[BEGIN Records]
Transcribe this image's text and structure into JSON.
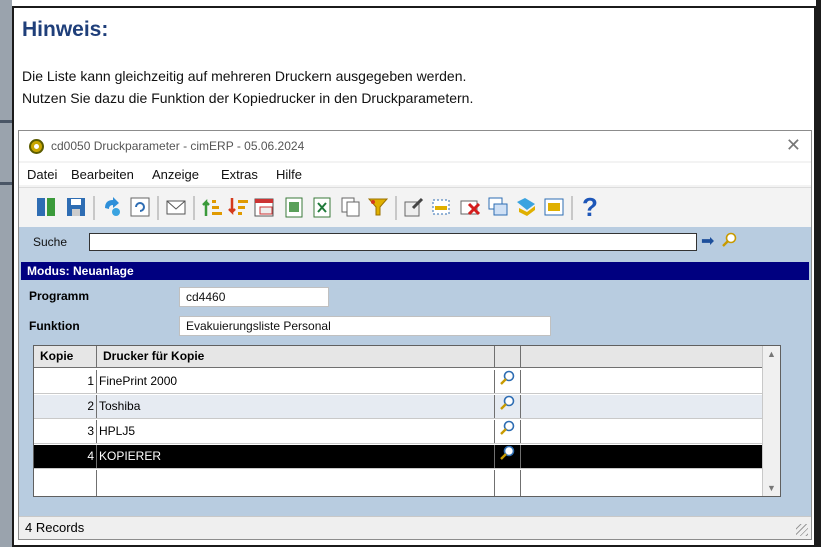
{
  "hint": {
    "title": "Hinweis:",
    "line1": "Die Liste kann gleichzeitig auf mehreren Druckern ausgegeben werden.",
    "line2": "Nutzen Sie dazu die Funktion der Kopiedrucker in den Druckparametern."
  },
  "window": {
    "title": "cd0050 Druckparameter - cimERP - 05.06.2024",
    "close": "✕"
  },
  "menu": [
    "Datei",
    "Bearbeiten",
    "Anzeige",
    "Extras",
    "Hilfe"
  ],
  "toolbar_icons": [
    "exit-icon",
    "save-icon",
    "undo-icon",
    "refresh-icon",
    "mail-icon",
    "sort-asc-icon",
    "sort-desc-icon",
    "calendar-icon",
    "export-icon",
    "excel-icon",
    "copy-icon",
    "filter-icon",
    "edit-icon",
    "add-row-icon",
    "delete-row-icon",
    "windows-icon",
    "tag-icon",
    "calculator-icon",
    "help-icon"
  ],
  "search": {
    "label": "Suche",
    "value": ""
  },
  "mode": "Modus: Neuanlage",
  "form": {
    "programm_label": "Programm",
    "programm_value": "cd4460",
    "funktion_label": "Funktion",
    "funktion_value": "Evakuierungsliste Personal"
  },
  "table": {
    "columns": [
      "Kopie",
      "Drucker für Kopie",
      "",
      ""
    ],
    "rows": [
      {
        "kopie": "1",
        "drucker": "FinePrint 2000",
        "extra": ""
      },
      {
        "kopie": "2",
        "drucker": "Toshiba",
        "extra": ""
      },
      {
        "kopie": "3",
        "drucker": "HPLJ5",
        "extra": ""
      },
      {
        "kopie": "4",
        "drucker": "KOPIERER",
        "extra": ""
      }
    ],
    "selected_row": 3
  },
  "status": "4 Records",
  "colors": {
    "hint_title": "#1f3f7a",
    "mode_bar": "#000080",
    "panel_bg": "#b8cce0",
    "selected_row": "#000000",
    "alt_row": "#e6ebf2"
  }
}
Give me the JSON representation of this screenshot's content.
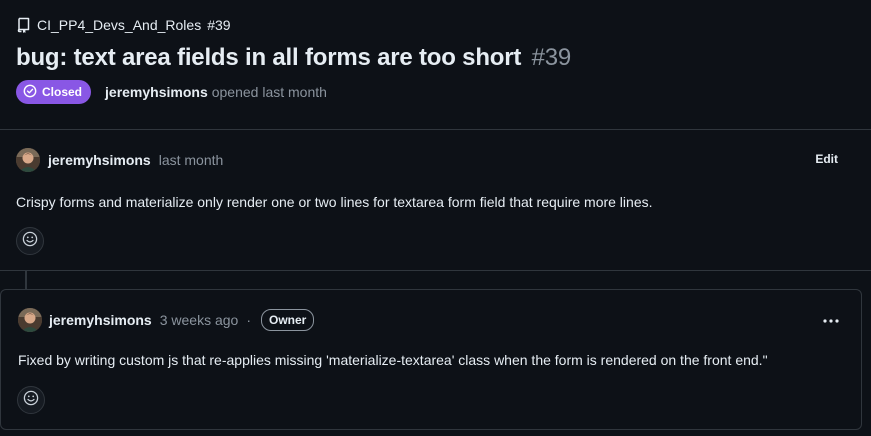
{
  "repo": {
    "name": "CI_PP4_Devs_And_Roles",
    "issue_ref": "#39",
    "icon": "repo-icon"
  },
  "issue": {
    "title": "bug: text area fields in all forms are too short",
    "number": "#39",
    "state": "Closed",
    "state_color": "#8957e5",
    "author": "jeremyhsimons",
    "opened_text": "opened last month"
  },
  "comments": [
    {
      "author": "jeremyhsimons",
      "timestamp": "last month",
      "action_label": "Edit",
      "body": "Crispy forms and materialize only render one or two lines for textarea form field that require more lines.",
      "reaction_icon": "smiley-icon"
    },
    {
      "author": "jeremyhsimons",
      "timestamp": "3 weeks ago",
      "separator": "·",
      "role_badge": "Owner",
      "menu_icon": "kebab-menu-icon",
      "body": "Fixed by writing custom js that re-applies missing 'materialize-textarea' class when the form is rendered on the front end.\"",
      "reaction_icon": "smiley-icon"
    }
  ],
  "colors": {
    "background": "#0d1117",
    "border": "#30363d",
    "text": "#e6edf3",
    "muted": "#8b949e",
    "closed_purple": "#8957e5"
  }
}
[END Records]
[BEGIN Records]
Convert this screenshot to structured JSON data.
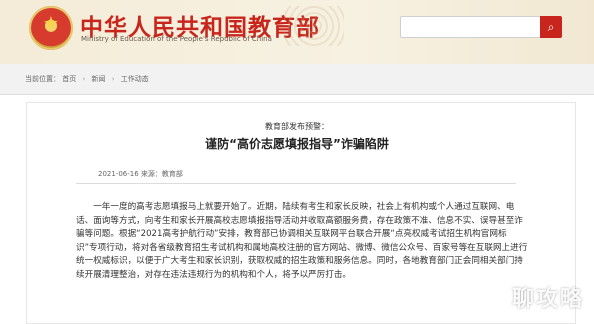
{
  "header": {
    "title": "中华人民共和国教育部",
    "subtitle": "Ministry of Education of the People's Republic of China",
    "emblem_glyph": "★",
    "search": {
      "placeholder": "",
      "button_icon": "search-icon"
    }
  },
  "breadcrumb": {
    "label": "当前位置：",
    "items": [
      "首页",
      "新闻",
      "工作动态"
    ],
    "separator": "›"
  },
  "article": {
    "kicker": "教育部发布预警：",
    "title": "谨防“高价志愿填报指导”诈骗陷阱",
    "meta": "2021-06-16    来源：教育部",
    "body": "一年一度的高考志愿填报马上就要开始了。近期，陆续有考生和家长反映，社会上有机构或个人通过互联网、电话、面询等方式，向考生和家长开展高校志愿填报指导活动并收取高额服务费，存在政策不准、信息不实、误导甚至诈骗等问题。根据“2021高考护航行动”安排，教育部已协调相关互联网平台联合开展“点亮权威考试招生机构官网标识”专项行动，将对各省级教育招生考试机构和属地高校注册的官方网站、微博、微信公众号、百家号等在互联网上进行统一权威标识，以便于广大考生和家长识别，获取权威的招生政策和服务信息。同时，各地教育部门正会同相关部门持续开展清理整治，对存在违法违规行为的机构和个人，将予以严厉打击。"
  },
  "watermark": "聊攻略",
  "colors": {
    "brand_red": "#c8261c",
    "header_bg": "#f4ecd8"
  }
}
[END Records]
* **Instructions for the task**
Find the lines containing "body" and list every one of them.

* **Solution**
      "body": "Crispy forms and materialize only render one or two lines for textarea form field that require more lines.",
      "body": "Fixed by writing custom js that re-applies missing 'materialize-textarea' class when the form is rendered on the front end.\"",
    "body": "一年一度的高考志愿填报马上就要开始了。近期，陆续有考生和家长反映，社会上有机构或个人通过互联网、电话、面询等方式，向考生和家长开展高校志愿填报指导活动并收取高额服务费，存在政策不准、信息不实、误导甚至诈骗等问题。根据“2021高考护航行动”安排，教育部已协调相关互联网平台联合开展“点亮权威考试招生机构官网标识”专项行动，将对各省级教育招生考试机构和属地高校注册的官方网站、微博、微信公众号、百家号等在互联网上进行统一权威标识，以便于广大考生和家长识别，获取权威的招生政策和服务信息。同时，各地教育部门正会同相关部门持续开展清理整治，对存在违法违规行为的机构和个人，将予以严厉打击。"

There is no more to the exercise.